__Required task__:
Your task is to locate every line holding the string "content" and to copy each of them.

(Items from a figure collection)

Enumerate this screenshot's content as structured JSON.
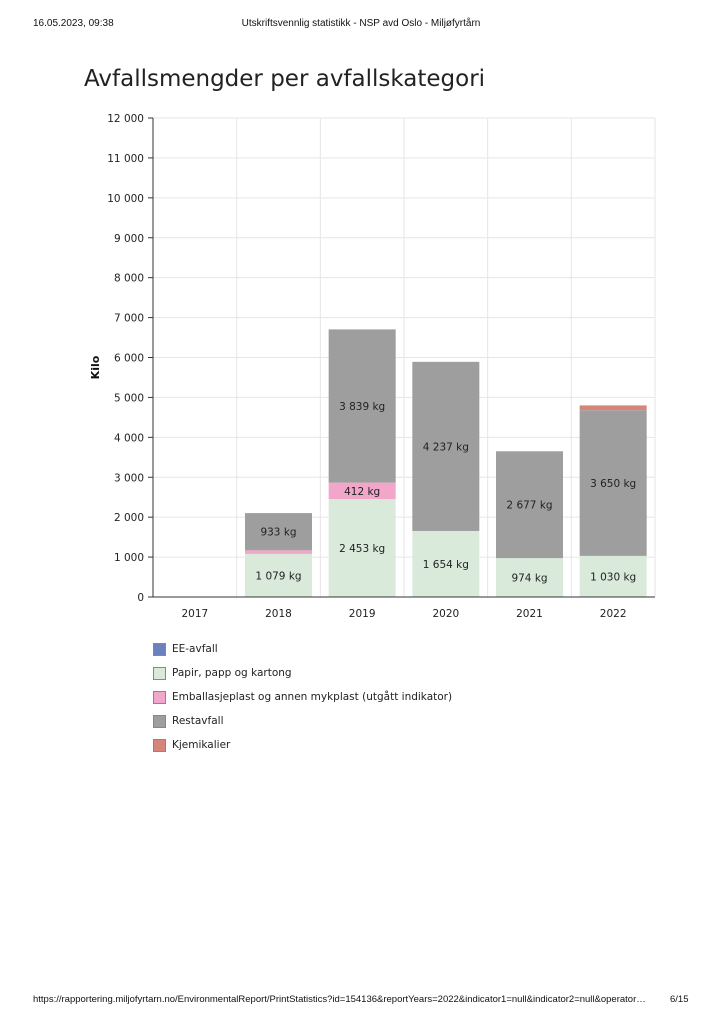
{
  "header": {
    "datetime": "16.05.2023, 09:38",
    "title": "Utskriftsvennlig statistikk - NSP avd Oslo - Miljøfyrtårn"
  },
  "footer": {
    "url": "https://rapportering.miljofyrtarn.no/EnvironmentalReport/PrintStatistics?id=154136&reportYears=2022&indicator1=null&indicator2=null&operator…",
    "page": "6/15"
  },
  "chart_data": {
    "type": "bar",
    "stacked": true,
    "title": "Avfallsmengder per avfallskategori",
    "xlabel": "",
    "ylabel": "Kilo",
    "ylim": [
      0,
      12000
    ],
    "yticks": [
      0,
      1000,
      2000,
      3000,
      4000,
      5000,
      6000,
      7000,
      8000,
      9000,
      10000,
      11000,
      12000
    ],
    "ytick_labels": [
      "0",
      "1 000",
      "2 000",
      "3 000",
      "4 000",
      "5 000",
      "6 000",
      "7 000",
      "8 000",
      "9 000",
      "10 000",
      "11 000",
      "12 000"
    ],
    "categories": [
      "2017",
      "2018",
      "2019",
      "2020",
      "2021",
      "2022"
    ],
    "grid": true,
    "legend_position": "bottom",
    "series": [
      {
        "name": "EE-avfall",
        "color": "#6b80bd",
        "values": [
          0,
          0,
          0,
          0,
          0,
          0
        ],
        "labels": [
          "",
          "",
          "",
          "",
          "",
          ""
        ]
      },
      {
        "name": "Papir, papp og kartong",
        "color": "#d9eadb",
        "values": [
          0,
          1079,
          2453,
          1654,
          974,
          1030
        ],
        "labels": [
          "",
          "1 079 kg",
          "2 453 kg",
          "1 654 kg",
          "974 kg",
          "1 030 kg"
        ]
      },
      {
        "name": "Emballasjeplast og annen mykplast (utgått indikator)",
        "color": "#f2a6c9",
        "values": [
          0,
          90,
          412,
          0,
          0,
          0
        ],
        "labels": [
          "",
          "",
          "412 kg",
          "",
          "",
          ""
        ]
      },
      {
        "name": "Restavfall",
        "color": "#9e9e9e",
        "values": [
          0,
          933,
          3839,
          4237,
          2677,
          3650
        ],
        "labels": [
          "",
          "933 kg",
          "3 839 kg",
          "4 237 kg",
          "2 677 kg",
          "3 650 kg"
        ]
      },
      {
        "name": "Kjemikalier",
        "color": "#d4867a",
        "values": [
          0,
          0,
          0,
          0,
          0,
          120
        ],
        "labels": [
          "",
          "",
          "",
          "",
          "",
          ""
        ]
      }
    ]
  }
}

==

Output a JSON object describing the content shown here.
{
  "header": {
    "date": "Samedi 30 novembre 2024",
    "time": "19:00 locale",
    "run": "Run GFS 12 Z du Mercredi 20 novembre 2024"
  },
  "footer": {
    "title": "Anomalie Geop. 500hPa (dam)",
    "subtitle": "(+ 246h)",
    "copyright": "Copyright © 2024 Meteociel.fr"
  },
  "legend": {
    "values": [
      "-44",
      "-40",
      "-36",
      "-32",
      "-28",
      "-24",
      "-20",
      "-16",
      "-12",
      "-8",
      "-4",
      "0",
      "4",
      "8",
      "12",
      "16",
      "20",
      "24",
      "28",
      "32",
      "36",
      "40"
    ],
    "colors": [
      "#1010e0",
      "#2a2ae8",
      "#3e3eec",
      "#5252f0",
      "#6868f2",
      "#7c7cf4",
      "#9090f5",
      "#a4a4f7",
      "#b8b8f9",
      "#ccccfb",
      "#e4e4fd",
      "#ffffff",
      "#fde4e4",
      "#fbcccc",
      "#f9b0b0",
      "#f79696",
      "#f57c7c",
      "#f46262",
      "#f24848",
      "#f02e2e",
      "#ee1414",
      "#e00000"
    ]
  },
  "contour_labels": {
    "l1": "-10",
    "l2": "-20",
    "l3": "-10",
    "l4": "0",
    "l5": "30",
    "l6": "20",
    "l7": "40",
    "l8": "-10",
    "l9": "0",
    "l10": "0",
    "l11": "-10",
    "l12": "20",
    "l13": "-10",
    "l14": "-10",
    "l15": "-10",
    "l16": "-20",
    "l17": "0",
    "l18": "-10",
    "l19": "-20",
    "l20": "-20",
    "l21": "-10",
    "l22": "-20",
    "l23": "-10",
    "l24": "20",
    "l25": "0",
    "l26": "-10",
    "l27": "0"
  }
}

__Exercise solution__:
Enumerate this screenshot's content as structured JSON.
Output a JSON object describing the content shown here.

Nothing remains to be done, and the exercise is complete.